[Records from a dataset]
__________________________________________________

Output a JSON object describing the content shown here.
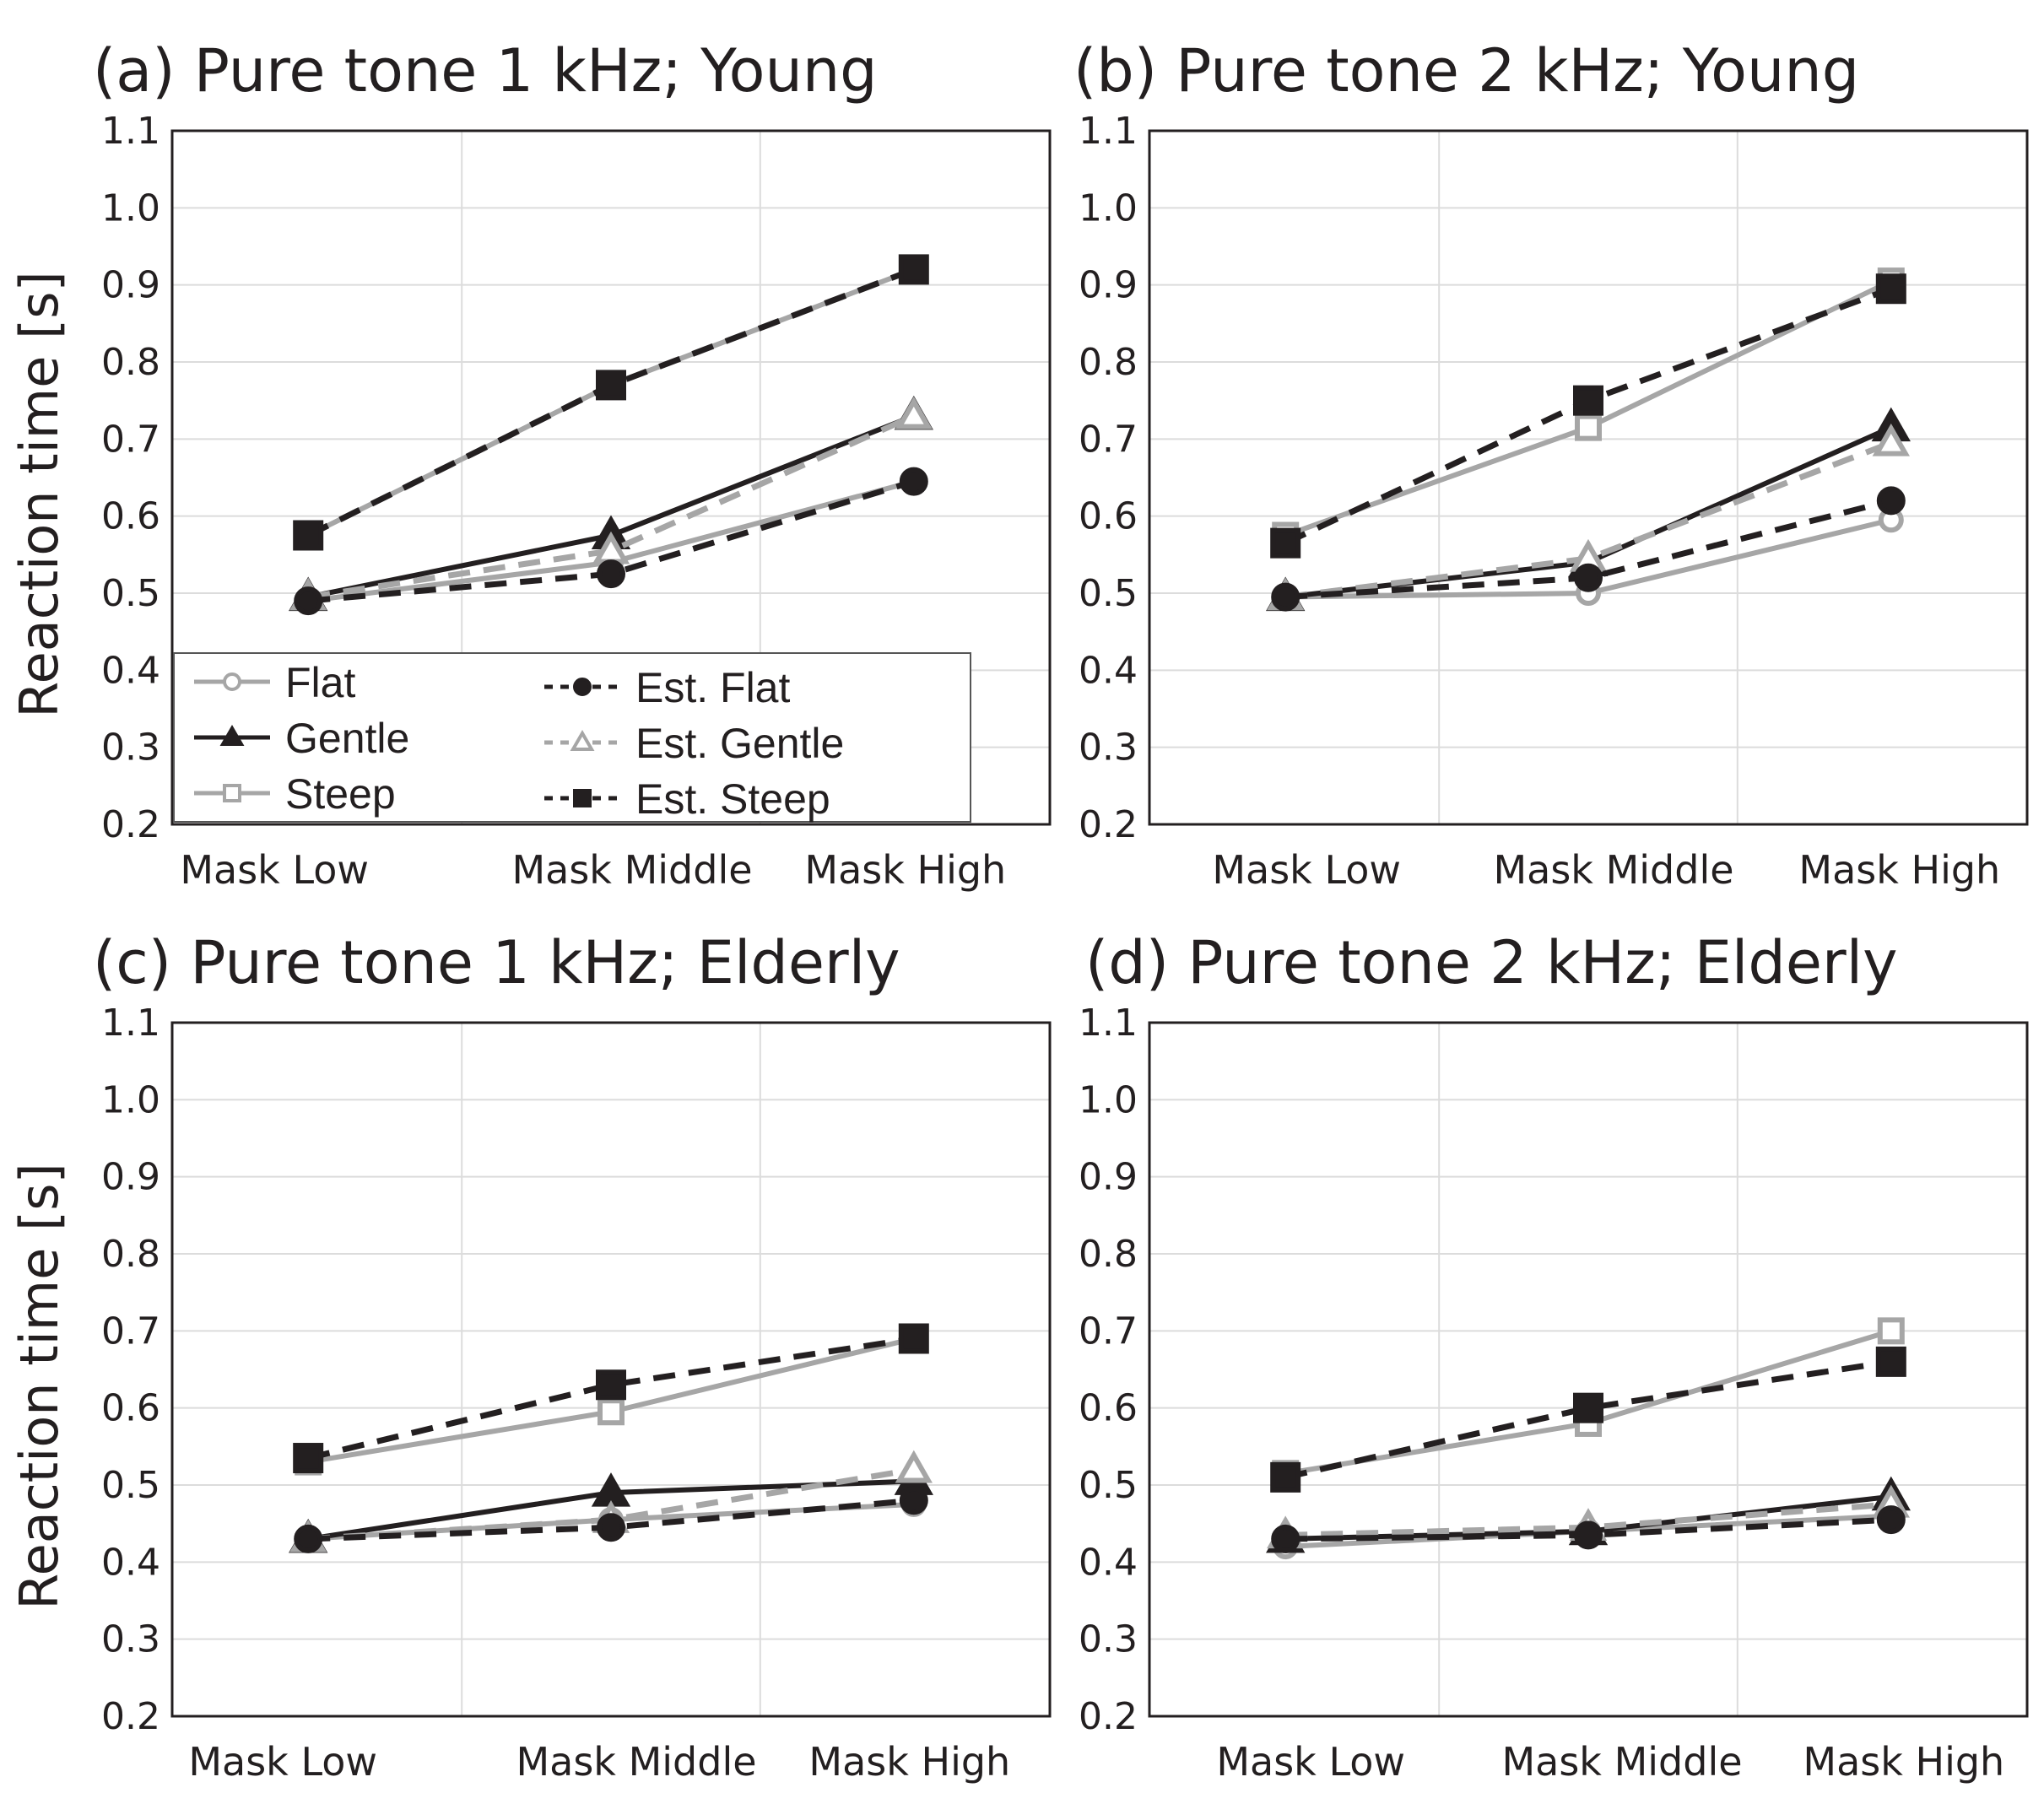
{
  "chart_data": [
    {
      "type": "line",
      "title": "(a) Pure tone 1 kHz; Young",
      "xlabel": "",
      "ylabel": "Reaction time [s]",
      "categories": [
        "Mask Low",
        "Mask Middle",
        "Mask High"
      ],
      "ylim": [
        0.2,
        1.1
      ],
      "yticks": [
        "0.2",
        "0.3",
        "0.4",
        "0.5",
        "0.6",
        "0.7",
        "0.8",
        "0.9",
        "1.0",
        "1.1"
      ],
      "grid": true,
      "legend": "lower-left",
      "series": [
        {
          "name": "Flat",
          "values": [
            0.49,
            0.54,
            0.645
          ]
        },
        {
          "name": "Gentle",
          "values": [
            0.495,
            0.575,
            0.73
          ]
        },
        {
          "name": "Steep",
          "values": [
            0.575,
            0.77,
            0.92
          ]
        },
        {
          "name": "Est. Flat",
          "values": [
            0.49,
            0.525,
            0.645
          ]
        },
        {
          "name": "Est. Gentle",
          "values": [
            0.495,
            0.555,
            0.73
          ]
        },
        {
          "name": "Est. Steep",
          "values": [
            0.575,
            0.77,
            0.92
          ]
        }
      ]
    },
    {
      "type": "line",
      "title": "(b) Pure tone 2 kHz; Young",
      "xlabel": "",
      "ylabel": "",
      "categories": [
        "Mask Low",
        "Mask Middle",
        "Mask High"
      ],
      "ylim": [
        0.2,
        1.1
      ],
      "yticks": [
        "0.2",
        "0.3",
        "0.4",
        "0.5",
        "0.6",
        "0.7",
        "0.8",
        "0.9",
        "1.0",
        "1.1"
      ],
      "grid": true,
      "series": [
        {
          "name": "Flat",
          "values": [
            0.495,
            0.5,
            0.595
          ]
        },
        {
          "name": "Gentle",
          "values": [
            0.495,
            0.54,
            0.715
          ]
        },
        {
          "name": "Steep",
          "values": [
            0.575,
            0.715,
            0.905
          ]
        },
        {
          "name": "Est. Flat",
          "values": [
            0.495,
            0.52,
            0.62
          ]
        },
        {
          "name": "Est. Gentle",
          "values": [
            0.495,
            0.545,
            0.695
          ]
        },
        {
          "name": "Est. Steep",
          "values": [
            0.565,
            0.75,
            0.895
          ]
        }
      ]
    },
    {
      "type": "line",
      "title": "(c) Pure tone 1 kHz; Elderly",
      "xlabel": "",
      "ylabel": "Reaction time [s]",
      "categories": [
        "Mask Low",
        "Mask Middle",
        "Mask High"
      ],
      "ylim": [
        0.2,
        1.1
      ],
      "yticks": [
        "0.2",
        "0.3",
        "0.4",
        "0.5",
        "0.6",
        "0.7",
        "0.8",
        "0.9",
        "1.0",
        "1.1"
      ],
      "grid": true,
      "series": [
        {
          "name": "Flat",
          "values": [
            0.43,
            0.455,
            0.475
          ]
        },
        {
          "name": "Gentle",
          "values": [
            0.43,
            0.49,
            0.505
          ]
        },
        {
          "name": "Steep",
          "values": [
            0.53,
            0.595,
            0.69
          ]
        },
        {
          "name": "Est. Flat",
          "values": [
            0.43,
            0.445,
            0.48
          ]
        },
        {
          "name": "Est. Gentle",
          "values": [
            0.43,
            0.455,
            0.52
          ]
        },
        {
          "name": "Est. Steep",
          "values": [
            0.535,
            0.63,
            0.69
          ]
        }
      ]
    },
    {
      "type": "line",
      "title": "(d) Pure tone 2 kHz; Elderly",
      "xlabel": "",
      "ylabel": "",
      "categories": [
        "Mask Low",
        "Mask Middle",
        "Mask High"
      ],
      "ylim": [
        0.2,
        1.1
      ],
      "yticks": [
        "0.2",
        "0.3",
        "0.4",
        "0.5",
        "0.6",
        "0.7",
        "0.8",
        "0.9",
        "1.0",
        "1.1"
      ],
      "grid": true,
      "series": [
        {
          "name": "Flat",
          "values": [
            0.42,
            0.44,
            0.46
          ]
        },
        {
          "name": "Gentle",
          "values": [
            0.43,
            0.44,
            0.485
          ]
        },
        {
          "name": "Steep",
          "values": [
            0.515,
            0.58,
            0.7
          ]
        },
        {
          "name": "Est. Flat",
          "values": [
            0.43,
            0.435,
            0.455
          ]
        },
        {
          "name": "Est. Gentle",
          "values": [
            0.435,
            0.445,
            0.475
          ]
        },
        {
          "name": "Est. Steep",
          "values": [
            0.51,
            0.6,
            0.66
          ]
        }
      ]
    }
  ],
  "legend_entries": [
    "Flat",
    "Gentle",
    "Steep",
    "Est. Flat",
    "Est. Gentle",
    "Est. Steep"
  ],
  "series_styles": [
    {
      "color": "#a6a6a6",
      "dash": "none",
      "marker": "circle",
      "filled": false
    },
    {
      "color": "#231f20",
      "dash": "none",
      "marker": "triangle",
      "filled": true
    },
    {
      "color": "#a6a6a6",
      "dash": "none",
      "marker": "square",
      "filled": false
    },
    {
      "color": "#231f20",
      "dash": "dashed",
      "marker": "circle",
      "filled": true
    },
    {
      "color": "#a6a6a6",
      "dash": "dashed",
      "marker": "triangle",
      "filled": false
    },
    {
      "color": "#231f20",
      "dash": "dashed",
      "marker": "square",
      "filled": true
    }
  ],
  "colors": {
    "grid": "#dcdcdc",
    "axis": "#231f20",
    "gray": "#a6a6a6",
    "black": "#231f20"
  }
}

__________________________________________________

Which lines of the data above contain "title"? Copy each one.

      "title": "(a) Pure tone 1 kHz; Young",
      "title": "(b) Pure tone 2 kHz; Young",
      "title": "(c) Pure tone 1 kHz; Elderly",
      "title": "(d) Pure tone 2 kHz; Elderly",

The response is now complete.